**WORK TO BE COMPLETED**
Return all of the data exactly as written, without the pictures.

**PROVIDED RECORDS**
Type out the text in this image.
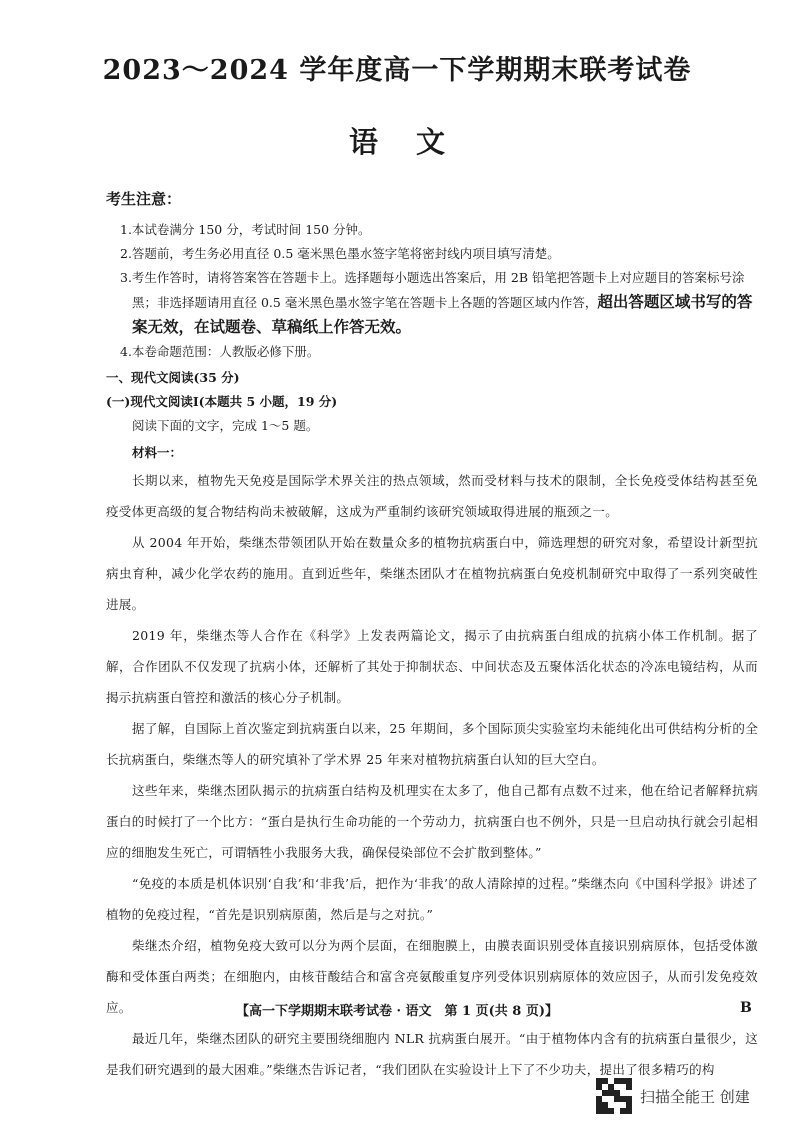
2023～2024 学年度高一下学期期末联考试卷
语文
考生注意：
1.本试卷满分 150 分，考试时间 150 分钟。
2.答题前，考生务必用直径 0.5 毫米黑色墨水签字笔将密封线内项目填写清楚。
3.考生作答时，请将答案答在答题卡上。选择题每小题选出答案后，用 2B 铅笔把答题卡上对应题目的答案标号涂黑；非选择题请用直径 0.5 毫米黑色墨水签字笔在答题卡上各题的答题区域内作答，超出答题区域书写的答案无效，在试题卷、草稿纸上作答无效。
4.本卷命题范围：人教版必修下册。
一、现代文阅读(35 分)
(一)现代文阅读Ⅰ(本题共 5 小题，19 分)
阅读下面的文字，完成 1～5 题。
材料一：

长期以来，植物先天免疫是国际学术界关注的热点领域，然而受材料与技术的限制，全长免疫受体结构甚至免疫受体更高级的复合物结构尚未被破解，这成为严重制约该研究领域取得进展的瓶颈之一。

从 2004 年开始，柴继杰带领团队开始在数量众多的植物抗病蛋白中，筛选理想的研究对象，希望设计新型抗病虫育种，减少化学农药的施用。直到近些年，柴继杰团队才在植物抗病蛋白免疫机制研究中取得了一系列突破性进展。

2019 年，柴继杰等人合作在《科学》上发表两篇论文，揭示了由抗病蛋白组成的抗病小体工作机制。据了解，合作团队不仅发现了抗病小体，还解析了其处于抑制状态、中间状态及五聚体活化状态的冷冻电镜结构，从而揭示抗病蛋白管控和激活的核心分子机制。

据了解，自国际上首次鉴定到抗病蛋白以来，25 年期间，多个国际顶尖实验室均未能纯化出可供结构分析的全长抗病蛋白，柴继杰等人的研究填补了学术界 25 年来对植物抗病蛋白认知的巨大空白。

这些年来，柴继杰团队揭示的抗病蛋白结构及机理实在太多了，他自己都有点数不过来，他在给记者解释抗病蛋白的时候打了一个比方：“蛋白是执行生命功能的一个劳动力，抗病蛋白也不例外，只是一旦启动执行就会引起相应的细胞发生死亡，可谓牺牲小我服务大我，确保侵染部位不会扩散到整体。”

“免疫的本质是机体识别‘自我’和‘非我’后，把作为‘非我’的敌人清除掉的过程。”柴继杰向《中国科学报》讲述了植物的免疫过程，“首先是识别病原菌，然后是与之对抗。”

柴继杰介绍，植物免疫大致可以分为两个层面，在细胞膜上，由膜表面识别受体直接识别病原体，包括受体激酶和受体蛋白两类；在细胞内，由核苷酸结合和富含亮氨酸重复序列受体识别病原体的效应因子，从而引发免疫效应。

最近几年，柴继杰团队的研究主要围绕细胞内 NLR 抗病蛋白展开。“由于植物体内含有的抗病蛋白量很少，这是我们研究遇到的最大困难。”柴继杰告诉记者，“我们团队在实验设计上下了不少功夫，提出了很多精巧的构

【高一下学期期末联考试卷 · 语文　第 1 页(共 8 页)】	B
扫描全能王 创建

**RESULT OF THE TASK**
Type out the text in this image.
2023～2024 学年度高一下学期期末联考试卷
语文
考生注意：
1.本试卷满分 150 分，考试时间 150 分钟。
2.答题前，考生务必用直径 0.5 毫米黑色墨水签字笔将密封线内项目填写清楚。
3.考生作答时，请将答案答在答题卡上。选择题每小题选出答案后，用 2B 铅笔把答题卡上对应题目的答案标号涂黑；非选择题请用直径 0.5 毫米黑色墨水签字笔在答题卡上各题的答题区域内作答，超出答题区域书写的答案无效，在试题卷、草稿纸上作答无效。
4.本卷命题范围：人教版必修下册。
一、现代文阅读(35 分)
(一)现代文阅读Ⅰ(本题共 5 小题，19 分)
阅读下面的文字，完成 1～5 题。
材料一：

长期以来，植物先天免疫是国际学术界关注的热点领域，然而受材料与技术的限制，全长免疫受体结构甚至免疫受体更高级的复合物结构尚未被破解，这成为严重制约该研究领域取得进展的瓶颈之一。

从 2004 年开始，柴继杰带领团队开始在数量众多的植物抗病蛋白中，筛选理想的研究对象，希望设计新型抗病虫育种，减少化学农药的施用。直到近些年，柴继杰团队才在植物抗病蛋白免疫机制研究中取得了一系列突破性进展。

2019 年，柴继杰等人合作在《科学》上发表两篇论文，揭示了由抗病蛋白组成的抗病小体工作机制。据了解，合作团队不仅发现了抗病小体，还解析了其处于抑制状态、中间状态及五聚体活化状态的冷冻电镜结构，从而揭示抗病蛋白管控和激活的核心分子机制。

据了解，自国际上首次鉴定到抗病蛋白以来，25 年期间，多个国际顶尖实验室均未能纯化出可供结构分析的全长抗病蛋白，柴继杰等人的研究填补了学术界 25 年来对植物抗病蛋白认知的巨大空白。

这些年来，柴继杰团队揭示的抗病蛋白结构及机理实在太多了，他自己都有点数不过来，他在给记者解释抗病蛋白的时候打了一个比方：“蛋白是执行生命功能的一个劳动力，抗病蛋白也不例外，只是一旦启动执行就会引起相应的细胞发生死亡，可谓牺牲小我服务大我，确保侵染部位不会扩散到整体。”

“免疫的本质是机体识别‘自我’和‘非我’后，把作为‘非我’的敌人清除掉的过程。”柴继杰向《中国科学报》讲述了植物的免疫过程，“首先是识别病原菌，然后是与之对抗。”

柴继杰介绍，植物免疫大致可以分为两个层面，在细胞膜上，由膜表面识别受体直接识别病原体，包括受体激酶和受体蛋白两类；在细胞内，由核苷酸结合和富含亮氨酸重复序列受体识别病原体的效应因子，从而引发免疫效应。

最近几年，柴继杰团队的研究主要围绕细胞内 NLR 抗病蛋白展开。“由于植物体内含有的抗病蛋白量很少，这是我们研究遇到的最大困难。”柴继杰告诉记者，“我们团队在实验设计上下了不少功夫，提出了很多精巧的构

【高一下学期期末联考试卷 · 语文　第 1 页(共 8 页)】	B
扫描全能王 创建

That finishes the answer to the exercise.